**SUPPLIED MATERIAL:**
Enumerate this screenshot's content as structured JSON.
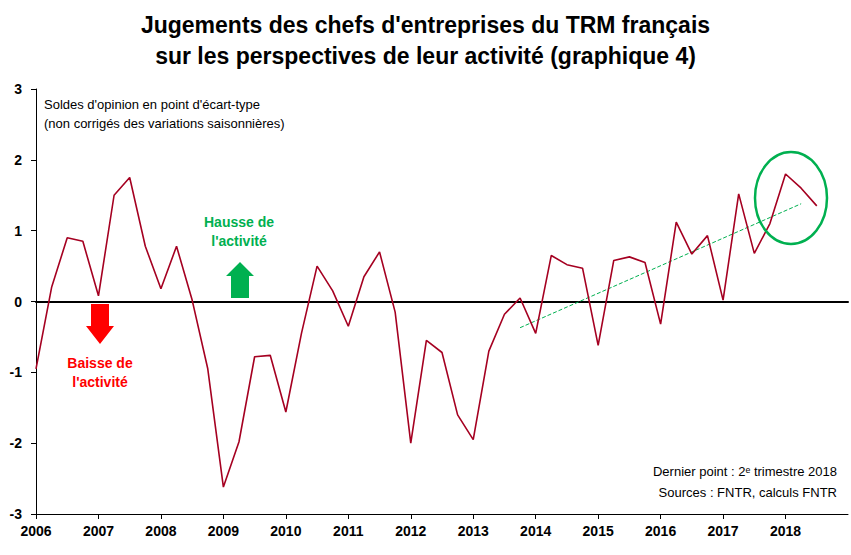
{
  "chart_data": {
    "type": "line",
    "title": "Jugements des chefs d'entreprises du TRM français\nsur les perspectives de leur activité (graphique 4)",
    "categories": [
      "2006",
      null,
      null,
      null,
      "2007",
      null,
      null,
      null,
      "2008",
      null,
      null,
      null,
      "2009",
      null,
      null,
      null,
      "2010",
      null,
      null,
      null,
      "2011",
      null,
      null,
      null,
      "2012",
      null,
      null,
      null,
      "2013",
      null,
      null,
      null,
      "2014",
      null,
      null,
      null,
      "2015",
      null,
      null,
      null,
      "2016",
      null,
      null,
      null,
      "2017",
      null,
      null,
      null,
      "2018",
      null,
      null,
      null,
      null
    ],
    "series": [
      {
        "color": "#a50021",
        "line_style": "solid",
        "values": [
          -0.95,
          0.2,
          0.9,
          0.85,
          0.08,
          1.5,
          1.75,
          0.78,
          0.18,
          0.78,
          0.02,
          -0.95,
          -2.62,
          -1.98,
          -0.78,
          -0.76,
          -1.56,
          -0.45,
          0.5,
          0.15,
          -0.35,
          0.35,
          0.7,
          -0.15,
          -2.0,
          -0.55,
          -0.72,
          -1.6,
          -1.95,
          -0.7,
          -0.18,
          0.05,
          -0.45,
          0.65,
          0.52,
          0.47,
          -0.62,
          0.58,
          0.63,
          0.55,
          -0.32,
          1.12,
          0.67,
          0.93,
          0.02,
          1.52,
          0.68,
          1.1,
          1.8,
          1.6,
          1.35,
          null,
          null
        ]
      },
      {
        "color": "#00b050",
        "line_style": "dashed",
        "values": [
          null,
          null,
          null,
          null,
          null,
          null,
          null,
          null,
          null,
          null,
          null,
          null,
          null,
          null,
          null,
          null,
          null,
          null,
          null,
          null,
          null,
          null,
          null,
          null,
          null,
          null,
          null,
          null,
          null,
          null,
          null,
          -0.37,
          null,
          null,
          null,
          null,
          null,
          null,
          null,
          null,
          null,
          null,
          null,
          null,
          null,
          null,
          null,
          null,
          null,
          1.38,
          null,
          null,
          null
        ]
      }
    ],
    "ylim": [
      -3,
      3
    ],
    "yticks": [
      -3,
      -2,
      -1,
      0,
      1,
      2,
      3
    ],
    "grid": false,
    "annotations": {
      "note": "Soldes d'opinion en point d'écart-type\n(non corrigés des variations saisonnières)",
      "up": "Hausse de\nl'activité",
      "down": "Baisse de\nl'activité",
      "last_point": "Dernier point : 2ᵉ trimestre 2018",
      "source": "Sources : FNTR, calculs FNTR"
    }
  }
}
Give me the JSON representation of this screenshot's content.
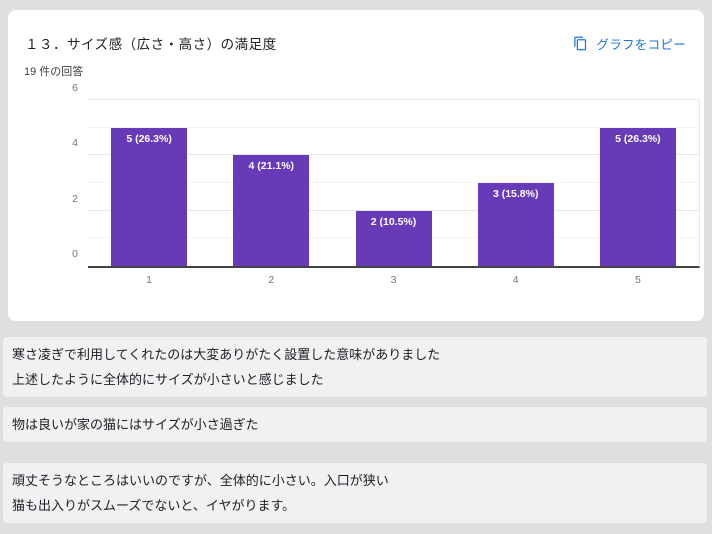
{
  "card": {
    "title": "１３．サイズ感（広さ・高さ）の満足度",
    "response_count": "19 件の回答",
    "copy_button": {
      "label": "グラフをコピー",
      "icon": "copy-icon"
    }
  },
  "colors": {
    "accent_blue": "#1a73e8",
    "bar_purple": "#673ab7",
    "card_bg": "#ffffff",
    "page_bg": "#dfdfe1",
    "chip_bg": "#f1f1f3"
  },
  "chart_data": {
    "type": "bar",
    "title": "１３．サイズ感（広さ・高さ）の満足度",
    "categories": [
      "1",
      "2",
      "3",
      "4",
      "5"
    ],
    "values": [
      5,
      4,
      2,
      3,
      5
    ],
    "bar_labels": [
      "5 (26.3%)",
      "4 (21.1%)",
      "2 (10.5%)",
      "3 (15.8%)",
      "5 (26.3%)"
    ],
    "xlabel": "",
    "ylabel": "",
    "ylim": [
      0,
      6
    ],
    "yticks": [
      0,
      2,
      4,
      6
    ],
    "minor_ticks": [
      1,
      3,
      5
    ],
    "grid": true,
    "legend": false,
    "bar_color": "#673ab7"
  },
  "responses": [
    {
      "lines": [
        "寒さ凌ぎで利用してくれたのは大変ありがたく設置した意味がありました",
        "上述したように全体的にサイズが小さいと感じました"
      ]
    },
    {
      "lines": [
        "物は良いが家の猫にはサイズが小さ過ぎた"
      ]
    },
    {
      "lines": [
        "頑丈そうなところはいいのですが、全体的に小さい。入口が狭い",
        "猫も出入りがスムーズでないと、イヤがります。"
      ]
    }
  ]
}
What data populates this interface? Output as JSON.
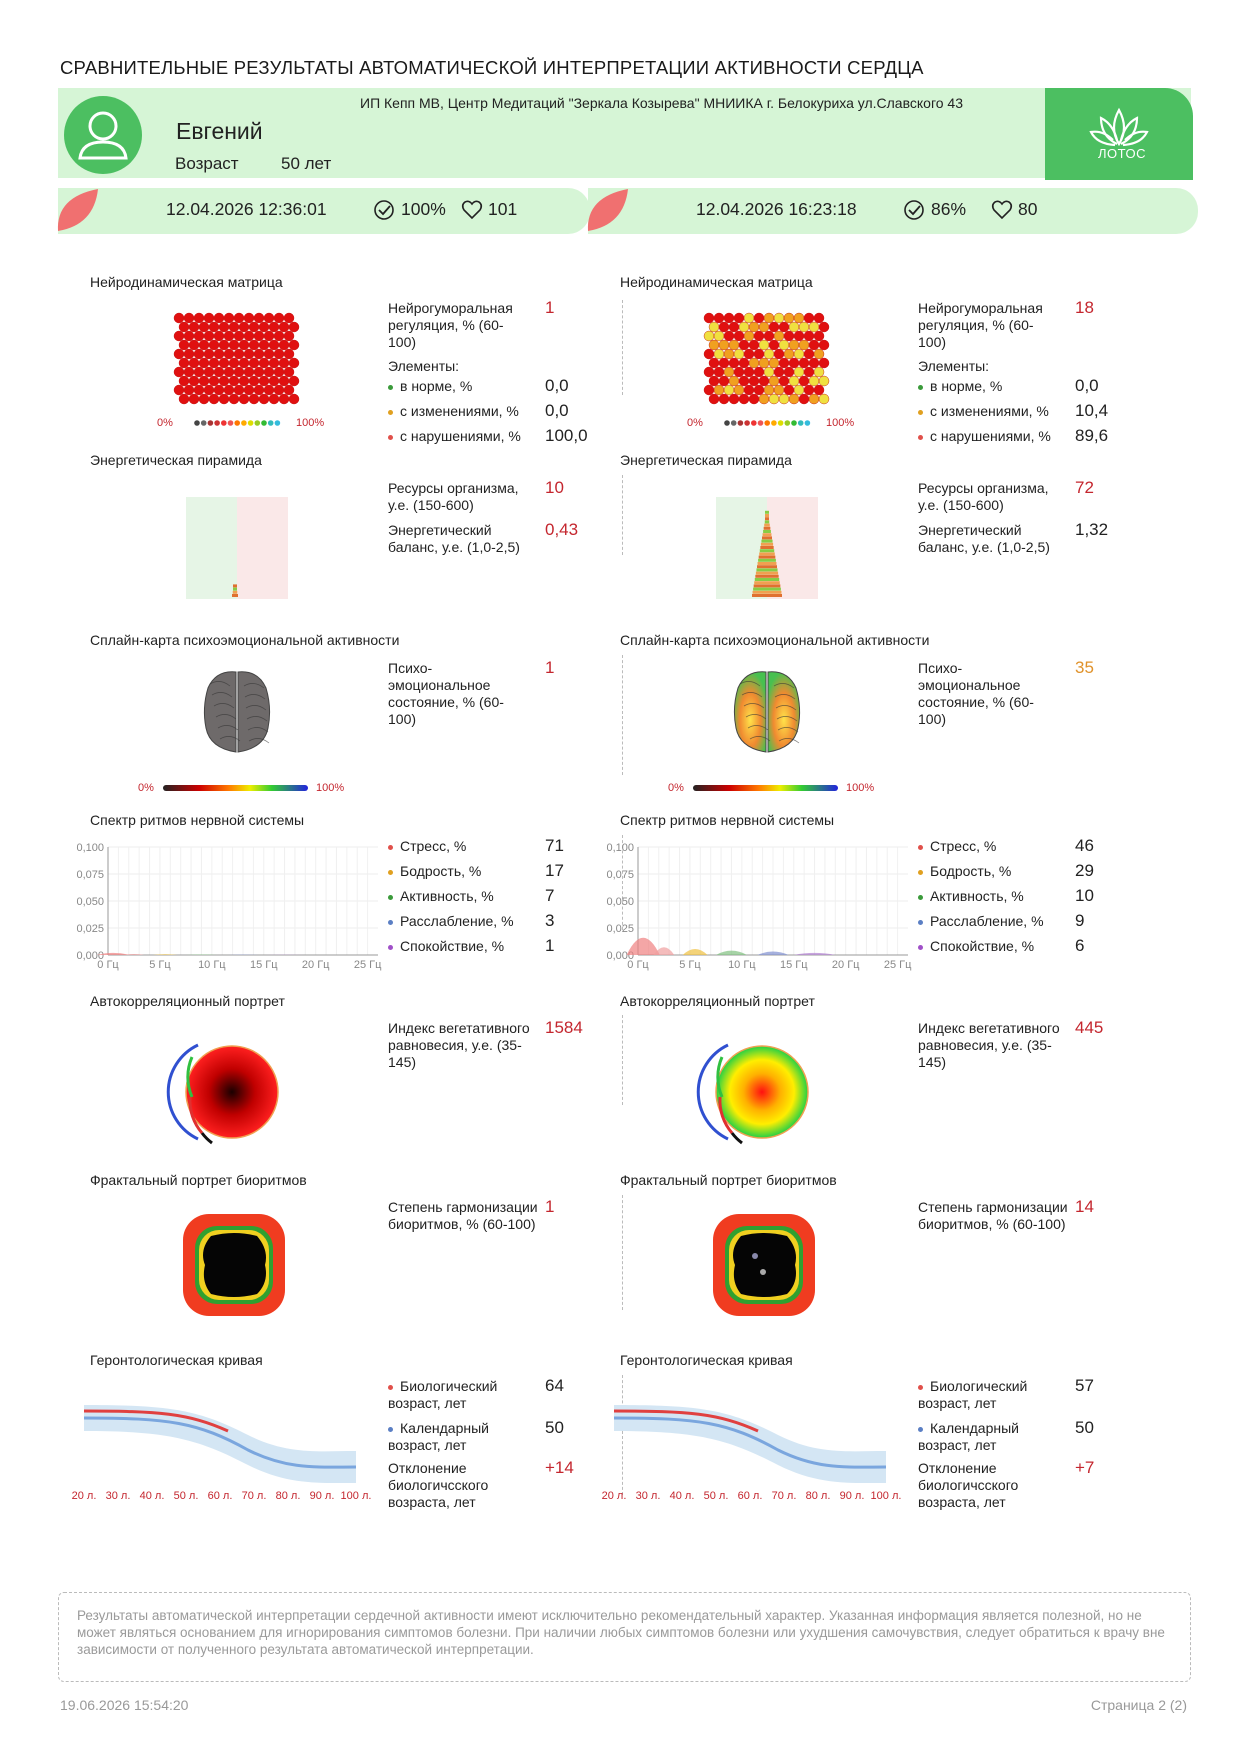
{
  "title": "СРАВНИТЕЛЬНЫЕ РЕЗУЛЬТАТЫ АВТОМАТИЧЕСКОЙ ИНТЕРПРЕТАЦИИ АКТИВНОСТИ СЕРДЦА",
  "patient": {
    "name": "Евгений",
    "age_label": "Возраст",
    "age_value": "50 лет"
  },
  "organization": "ИП Кепп МВ, Центр Медитаций \"Зеркала Козырева\" МНИИКА г. Белокуриха ул.Славского 43",
  "logo_text": "ЛОТОС",
  "colors": {
    "green": "#4cbf61",
    "light_green": "#d6f5d6",
    "red": "#c4262e",
    "orange": "#e0922a"
  },
  "sessions": [
    {
      "datetime": "12.04.2026 12:36:01",
      "quality": "100%",
      "pulse": "101",
      "neuro": {
        "title": "Нейродинамическая матрица",
        "metric_label": "Нейрогуморальная регуляция, % (60-100)",
        "metric_value": "1",
        "elements_label": "Элементы:",
        "items": [
          {
            "label": "в норме, %",
            "value": "0,0",
            "color": "#3a9a3a"
          },
          {
            "label": "с изменениями, %",
            "value": "0,0",
            "color": "#e0a020"
          },
          {
            "label": "с нарушениями, %",
            "value": "100,0",
            "color": "#e0504a"
          }
        ],
        "matrix_mix": {
          "red": 1.0,
          "orange": 0.0,
          "yellow": 0.0
        },
        "legend_min": "0%",
        "legend_max": "100%"
      },
      "energy": {
        "title": "Энергетическая пирамида",
        "resources_label": "Ресурсы организма, у.е. (150-600)",
        "resources_value": "10",
        "balance_label": "Энергетический баланс, у.е. (1,0-2,5)",
        "balance_value": "0,43",
        "balance_highlight": true,
        "pyramid_level": 0.1
      },
      "spline": {
        "title": "Сплайн-карта психоэмоциональной активности",
        "metric_label": "Психо-эмоциональное состояние, % (60-100)",
        "metric_value": "1",
        "brain": "grey",
        "legend_min": "0%",
        "legend_max": "100%"
      },
      "spectrum": {
        "title": "Спектр ритмов нервной системы",
        "items": [
          {
            "label": "Стресс, %",
            "value": "71",
            "color": "#e0504a"
          },
          {
            "label": "Бодрость, %",
            "value": "17",
            "color": "#e0a020"
          },
          {
            "label": "Активность, %",
            "value": "7",
            "color": "#3a9a3a"
          },
          {
            "label": "Расслабление, %",
            "value": "3",
            "color": "#5b7fc4"
          },
          {
            "label": "Спокойствие, %",
            "value": "1",
            "color": "#a050c8"
          }
        ],
        "yticks": [
          "0,100",
          "0,075",
          "0,050",
          "0,025",
          "0,000"
        ],
        "xticks": [
          "0 Гц",
          "5 Гц",
          "10 Гц",
          "15 Гц",
          "20 Гц",
          "25 Гц"
        ],
        "peak": 0.002
      },
      "autocorr": {
        "title": "Автокорреляционный портрет",
        "metric_label": "Индекс вегетативного равновесия, у.е. (35-145)",
        "metric_value": "1584",
        "mode": "red"
      },
      "fractal": {
        "title": "Фрактальный портрет биоритмов",
        "metric_label": "Степень гармонизации биоритмов, % (60-100)",
        "metric_value": "1"
      },
      "geront": {
        "title": "Геронтологическая кривая",
        "bio_label": "Биологический возраст, лет",
        "bio_value": "64",
        "cal_label": "Календарный возраст, лет",
        "cal_value": "50",
        "dev_label": "Отклонение биологичсского возраста, лет",
        "dev_value": "+14",
        "xticks": [
          "20 л.",
          "30 л.",
          "40 л.",
          "50 л.",
          "60 л.",
          "70 л.",
          "80 л.",
          "90 л.",
          "100 л."
        ]
      }
    },
    {
      "datetime": "12.04.2026 16:23:18",
      "quality": "86%",
      "pulse": "80",
      "neuro": {
        "title": "Нейродинамическая матрица",
        "metric_label": "Нейрогуморальная регуляция, % (60-100)",
        "metric_value": "18",
        "elements_label": "Элементы:",
        "items": [
          {
            "label": "в норме, %",
            "value": "0,0",
            "color": "#3a9a3a"
          },
          {
            "label": "с изменениями, %",
            "value": "10,4",
            "color": "#e0a020"
          },
          {
            "label": "с нарушениями, %",
            "value": "89,6",
            "color": "#e0504a"
          }
        ],
        "matrix_mix": {
          "red": 0.55,
          "orange": 0.3,
          "yellow": 0.15
        },
        "legend_min": "0%",
        "legend_max": "100%"
      },
      "energy": {
        "title": "Энергетическая пирамида",
        "resources_label": "Ресурсы организма, у.е. (150-600)",
        "resources_value": "72",
        "balance_label": "Энергетический баланс, у.е. (1,0-2,5)",
        "balance_value": "1,32",
        "balance_highlight": false,
        "pyramid_level": 0.9
      },
      "spline": {
        "title": "Сплайн-карта психоэмоциональной активности",
        "metric_label": "Психо-эмоциональное состояние, % (60-100)",
        "metric_value": "35",
        "brain": "color",
        "legend_min": "0%",
        "legend_max": "100%"
      },
      "spectrum": {
        "title": "Спектр ритмов нервной системы",
        "items": [
          {
            "label": "Стресс, %",
            "value": "46",
            "color": "#e0504a"
          },
          {
            "label": "Бодрость, %",
            "value": "29",
            "color": "#e0a020"
          },
          {
            "label": "Активность, %",
            "value": "10",
            "color": "#3a9a3a"
          },
          {
            "label": "Расслабление, %",
            "value": "9",
            "color": "#5b7fc4"
          },
          {
            "label": "Спокойствие, %",
            "value": "6",
            "color": "#a050c8"
          }
        ],
        "yticks": [
          "0,100",
          "0,075",
          "0,050",
          "0,025",
          "0,000"
        ],
        "xticks": [
          "0 Гц",
          "5 Гц",
          "10 Гц",
          "15 Гц",
          "20 Гц",
          "25 Гц"
        ],
        "peak": 0.016
      },
      "autocorr": {
        "title": "Автокорреляционный портрет",
        "metric_label": "Индекс вегетативного равновесия, у.е. (35-145)",
        "metric_value": "445",
        "mode": "green"
      },
      "fractal": {
        "title": "Фрактальный портрет биоритмов",
        "metric_label": "Степень гармонизации биоритмов, % (60-100)",
        "metric_value": "14"
      },
      "geront": {
        "title": "Геронтологическая кривая",
        "bio_label": "Биологический возраст, лет",
        "bio_value": "57",
        "cal_label": "Календарный возраст, лет",
        "cal_value": "50",
        "dev_label": "Отклонение биологичсского возраста, лет",
        "dev_value": "+7",
        "xticks": [
          "20 л.",
          "30 л.",
          "40 л.",
          "50 л.",
          "60 л.",
          "70 л.",
          "80 л.",
          "90 л.",
          "100 л."
        ]
      }
    }
  ],
  "disclaimer": "Результаты автоматической интерпретации сердечной активности имеют исключительно рекомендательный характер. Указанная информация является полезной, но не может являться основанием для игнорирования симптомов болезни. При наличии любых симптомов болезни или ухудшения самочувствия, следует обратиться к врачу вне зависимости от полученного результата автоматической интерпретации.",
  "footer": {
    "date": "19.06.2026 15:54:20",
    "page": "Страница 2 (2)"
  }
}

**WHAT TO PRODUCE:**
For the material, find the number of lines holding the word "point" and give that figure and nothing more.

**FULL SOLUTION:**
2